**Work to complete:** Seek out every line containing the word "evitar", and copy each.

*****

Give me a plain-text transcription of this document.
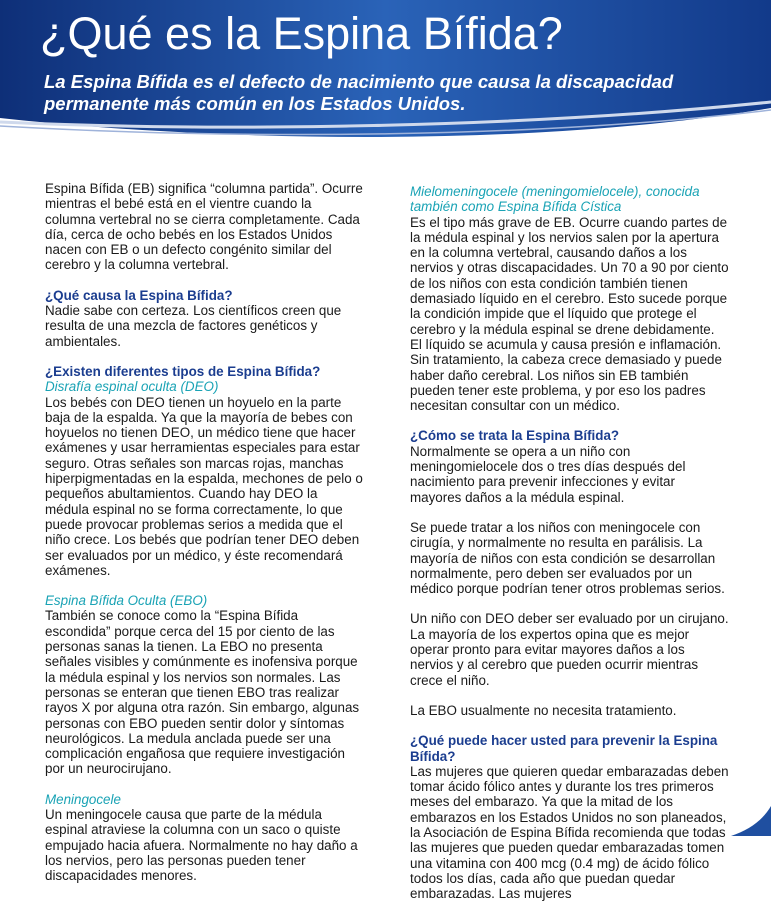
¿Qué es la Espina Bífida?

La Espina Bífida es el defecto de nacimiento que causa la discapacidad permanente más común en los Estados Unidos.

Espina Bífida (EB) significa “columna partida”. Ocurre mientras el bebé está en el vientre cuando la columna vertebral no se cierra completamente. Cada día, cerca de ocho bebés en los Estados Unidos nacen con EB o un defecto congénito similar del cerebro y la columna vertebral.

¿Qué causa la Espina Bífida?

Nadie sabe con certeza. Los científicos creen que resulta de una mezcla de factores genéticos y ambientales.

¿Existen diferentes tipos de Espina Bífida?

Disrafía espinal oculta (DEO)

Los bebés con DEO tienen un hoyuelo en la parte baja de la espalda. Ya que la mayoría de bebes con hoyuelos no tienen DEO, un médico tiene que hacer exámenes y usar herramientas especiales para estar seguro. Otras señales son marcas rojas, manchas hiperpigmentadas en la espalda, mechones de pelo o pequeños abultamientos. Cuando hay DEO la médula espinal no se forma correctamente, lo que puede provocar problemas serios a medida que el niño crece. Los bebés que podrían tener DEO deben ser evaluados por un médico, y éste recomendará exámenes.

Espina Bífida Oculta (EBO)

También se conoce como la “Espina Bífida escondida” porque cerca del 15 por ciento de las personas sanas la tienen. La EBO no presenta señales visibles y comúnmente es inofensiva porque la médula espinal y los nervios son normales. Las personas se enteran que tienen EBO tras realizar rayos X por alguna otra razón. Sin embargo, algunas personas con EBO pueden sentir dolor y síntomas neurológicos. La medula anclada puede ser una complicación engañosa que requiere investigación por un neurocirujano.

Meningocele

Un meningocele causa que parte de la médula espinal atraviese la columna con un saco o quiste empujado hacia afuera. Normalmente no hay daño a los nervios, pero las personas pueden tener discapacidades menores.

Mielomeningocele (meningomielocele), conocida también como Espina Bífida Cística

Es el tipo más grave de EB. Ocurre cuando partes de la médula espinal y los nervios salen por la apertura en la columna vertebral, causando daños a los nervios y otras discapacidades. Un 70 a 90 por ciento de los niños con esta condición también tienen demasiado líquido en el cerebro. Esto sucede porque la condición impide que el líquido que protege el cerebro y la médula espinal se drene debidamente. El líquido se acumula y causa presión e inflamación. Sin tratamiento, la cabeza crece demasiado y puede haber daño cerebral. Los niños sin EB también pueden tener este problema, y por eso los padres necesitan consultar con un médico.

¿Cómo se trata la Espina Bífida?

Normalmente se opera a un niño con meningomielocele dos o tres días después del nacimiento para prevenir infecciones y evitar mayores daños a la médula espinal.

Se puede tratar a los niños con meningocele con cirugía, y normalmente no resulta en parálisis. La mayoría de niños con esta condición se desarrollan normalmente, pero deben ser evaluados por un médico porque podrían tener otros problemas serios.

Un niño con DEO deber ser evaluado por un cirujano. La mayoría de los expertos opina que es mejor operar pronto para evitar mayores daños a los nervios y al cerebro que pueden ocurrir mientras crece el niño.

La EBO usualmente no necesita tratamiento.

¿Qué puede hacer usted para prevenir la Espina Bífida?

Las mujeres que quieren quedar embarazadas deben tomar ácido fólico antes y durante los tres primeros meses del embarazo. Ya que la mitad de los embarazos en los Estados Unidos no son planeados, la Asociación de Espina Bífida recomienda que todas las mujeres que pueden quedar embarazadas tomen una vitamina con 400 mcg (0.4 mg) de ácido fólico todos los días, cada año que puedan quedar embarazadas. Las mujeres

*****

**Complete response:**
Normalmente se opera a un niño con meningomielocele dos o tres días después del nacimiento para prevenir infecciones y evitar mayores daños a la médula espinal.
Un niño con DEO deber ser evaluado por un cirujano. La mayoría de los expertos opina que es mejor operar pronto para evitar mayores daños a los nervios y al cerebro que pueden ocurrir mientras crece el niño.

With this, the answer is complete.